**Exercise aim**:
Whenever a line below includes the word "purification", copy that line.

**Source information**:
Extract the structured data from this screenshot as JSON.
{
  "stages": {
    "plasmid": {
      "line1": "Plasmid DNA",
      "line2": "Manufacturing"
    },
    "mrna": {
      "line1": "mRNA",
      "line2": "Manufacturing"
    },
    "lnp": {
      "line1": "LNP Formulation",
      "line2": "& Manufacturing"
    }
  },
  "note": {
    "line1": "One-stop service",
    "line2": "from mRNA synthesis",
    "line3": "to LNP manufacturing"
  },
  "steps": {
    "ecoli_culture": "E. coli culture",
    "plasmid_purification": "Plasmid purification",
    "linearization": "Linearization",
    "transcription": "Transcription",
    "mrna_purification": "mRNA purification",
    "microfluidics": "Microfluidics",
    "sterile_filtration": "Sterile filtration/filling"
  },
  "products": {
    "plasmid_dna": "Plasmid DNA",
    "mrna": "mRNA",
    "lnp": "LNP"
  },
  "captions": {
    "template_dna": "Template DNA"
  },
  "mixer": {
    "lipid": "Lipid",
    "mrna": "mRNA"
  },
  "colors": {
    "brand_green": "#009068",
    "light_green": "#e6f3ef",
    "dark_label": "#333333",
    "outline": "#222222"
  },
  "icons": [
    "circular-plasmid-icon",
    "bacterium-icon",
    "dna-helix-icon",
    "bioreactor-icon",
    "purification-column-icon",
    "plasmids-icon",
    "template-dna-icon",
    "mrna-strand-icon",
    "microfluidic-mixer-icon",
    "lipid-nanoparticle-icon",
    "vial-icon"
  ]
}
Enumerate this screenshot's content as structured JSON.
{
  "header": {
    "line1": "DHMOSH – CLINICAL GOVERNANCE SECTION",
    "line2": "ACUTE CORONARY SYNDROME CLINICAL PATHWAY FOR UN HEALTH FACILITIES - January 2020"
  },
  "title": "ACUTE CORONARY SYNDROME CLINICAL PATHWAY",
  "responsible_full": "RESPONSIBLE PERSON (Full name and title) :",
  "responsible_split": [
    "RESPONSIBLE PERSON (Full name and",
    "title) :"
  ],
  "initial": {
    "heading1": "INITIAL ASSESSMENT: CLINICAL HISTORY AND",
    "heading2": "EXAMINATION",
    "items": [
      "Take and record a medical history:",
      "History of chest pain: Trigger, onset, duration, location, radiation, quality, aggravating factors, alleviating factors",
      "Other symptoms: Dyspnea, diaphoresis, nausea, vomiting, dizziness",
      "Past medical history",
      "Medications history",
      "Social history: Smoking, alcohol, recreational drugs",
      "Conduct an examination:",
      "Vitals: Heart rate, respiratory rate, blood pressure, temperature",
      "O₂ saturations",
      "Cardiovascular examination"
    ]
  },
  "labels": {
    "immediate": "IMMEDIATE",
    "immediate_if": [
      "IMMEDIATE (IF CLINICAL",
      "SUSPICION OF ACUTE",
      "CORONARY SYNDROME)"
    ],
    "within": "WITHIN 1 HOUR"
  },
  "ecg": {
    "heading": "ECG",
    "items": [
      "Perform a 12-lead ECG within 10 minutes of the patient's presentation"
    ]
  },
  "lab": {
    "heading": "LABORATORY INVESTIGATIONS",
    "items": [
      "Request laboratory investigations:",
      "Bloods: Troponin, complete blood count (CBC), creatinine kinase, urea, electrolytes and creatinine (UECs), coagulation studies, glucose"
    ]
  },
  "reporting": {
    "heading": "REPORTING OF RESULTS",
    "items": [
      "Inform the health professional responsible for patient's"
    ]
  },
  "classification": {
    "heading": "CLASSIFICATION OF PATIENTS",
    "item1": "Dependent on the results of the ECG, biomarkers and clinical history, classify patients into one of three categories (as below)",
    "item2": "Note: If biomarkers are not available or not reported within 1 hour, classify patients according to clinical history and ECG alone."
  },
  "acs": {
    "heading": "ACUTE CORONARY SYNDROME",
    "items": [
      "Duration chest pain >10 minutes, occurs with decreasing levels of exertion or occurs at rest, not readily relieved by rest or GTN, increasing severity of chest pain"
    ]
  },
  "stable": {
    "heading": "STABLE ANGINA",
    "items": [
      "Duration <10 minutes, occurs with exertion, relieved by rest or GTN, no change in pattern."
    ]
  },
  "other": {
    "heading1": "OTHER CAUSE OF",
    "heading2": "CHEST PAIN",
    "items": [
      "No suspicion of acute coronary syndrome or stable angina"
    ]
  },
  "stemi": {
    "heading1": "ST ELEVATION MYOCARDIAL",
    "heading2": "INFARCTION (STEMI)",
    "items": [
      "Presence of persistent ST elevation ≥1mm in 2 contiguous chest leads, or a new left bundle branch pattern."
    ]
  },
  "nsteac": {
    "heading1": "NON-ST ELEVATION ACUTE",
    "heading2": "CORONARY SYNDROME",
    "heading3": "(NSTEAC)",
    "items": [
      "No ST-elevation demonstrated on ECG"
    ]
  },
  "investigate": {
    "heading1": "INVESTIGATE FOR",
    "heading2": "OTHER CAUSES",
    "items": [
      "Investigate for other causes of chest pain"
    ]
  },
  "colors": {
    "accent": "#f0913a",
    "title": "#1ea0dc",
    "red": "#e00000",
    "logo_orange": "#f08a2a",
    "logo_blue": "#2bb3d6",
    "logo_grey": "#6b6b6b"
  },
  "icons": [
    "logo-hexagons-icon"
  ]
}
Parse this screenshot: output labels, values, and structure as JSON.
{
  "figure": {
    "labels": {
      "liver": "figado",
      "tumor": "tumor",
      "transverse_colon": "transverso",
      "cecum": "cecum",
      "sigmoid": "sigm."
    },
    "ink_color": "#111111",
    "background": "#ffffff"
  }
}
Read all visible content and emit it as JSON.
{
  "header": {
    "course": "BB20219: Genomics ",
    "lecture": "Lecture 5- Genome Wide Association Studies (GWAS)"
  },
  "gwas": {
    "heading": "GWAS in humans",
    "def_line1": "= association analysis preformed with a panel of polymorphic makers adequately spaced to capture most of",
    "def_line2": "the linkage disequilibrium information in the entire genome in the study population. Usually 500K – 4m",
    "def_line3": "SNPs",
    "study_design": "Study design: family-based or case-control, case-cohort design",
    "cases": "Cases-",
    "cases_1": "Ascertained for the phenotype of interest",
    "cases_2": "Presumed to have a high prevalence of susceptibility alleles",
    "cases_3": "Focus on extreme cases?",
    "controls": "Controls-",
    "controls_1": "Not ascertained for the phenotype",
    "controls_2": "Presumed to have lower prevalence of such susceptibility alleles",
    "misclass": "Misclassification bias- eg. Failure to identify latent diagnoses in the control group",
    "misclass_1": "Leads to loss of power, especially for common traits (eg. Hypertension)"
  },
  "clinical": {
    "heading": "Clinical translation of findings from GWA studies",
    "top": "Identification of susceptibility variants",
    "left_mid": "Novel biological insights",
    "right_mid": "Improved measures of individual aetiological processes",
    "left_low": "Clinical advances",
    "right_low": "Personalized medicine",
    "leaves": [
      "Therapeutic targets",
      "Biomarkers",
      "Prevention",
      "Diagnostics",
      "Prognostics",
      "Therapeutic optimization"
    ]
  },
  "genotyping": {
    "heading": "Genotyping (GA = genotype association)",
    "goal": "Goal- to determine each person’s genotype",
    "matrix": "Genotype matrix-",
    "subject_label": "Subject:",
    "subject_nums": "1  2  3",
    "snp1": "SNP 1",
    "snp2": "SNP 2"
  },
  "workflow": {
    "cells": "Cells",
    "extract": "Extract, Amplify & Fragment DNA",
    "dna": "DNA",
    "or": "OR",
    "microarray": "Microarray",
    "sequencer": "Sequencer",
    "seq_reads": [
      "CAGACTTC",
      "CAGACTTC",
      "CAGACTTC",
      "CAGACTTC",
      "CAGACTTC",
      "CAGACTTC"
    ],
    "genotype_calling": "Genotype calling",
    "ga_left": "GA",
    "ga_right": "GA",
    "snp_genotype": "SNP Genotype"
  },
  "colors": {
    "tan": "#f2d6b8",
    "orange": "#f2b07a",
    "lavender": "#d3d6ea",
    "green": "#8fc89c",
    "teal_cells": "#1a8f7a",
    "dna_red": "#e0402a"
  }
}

**Output**:
    "plasmid_purification": "Plasmid purification",
    "mrna_purification": "mRNA purification",
    "purification-column-icon",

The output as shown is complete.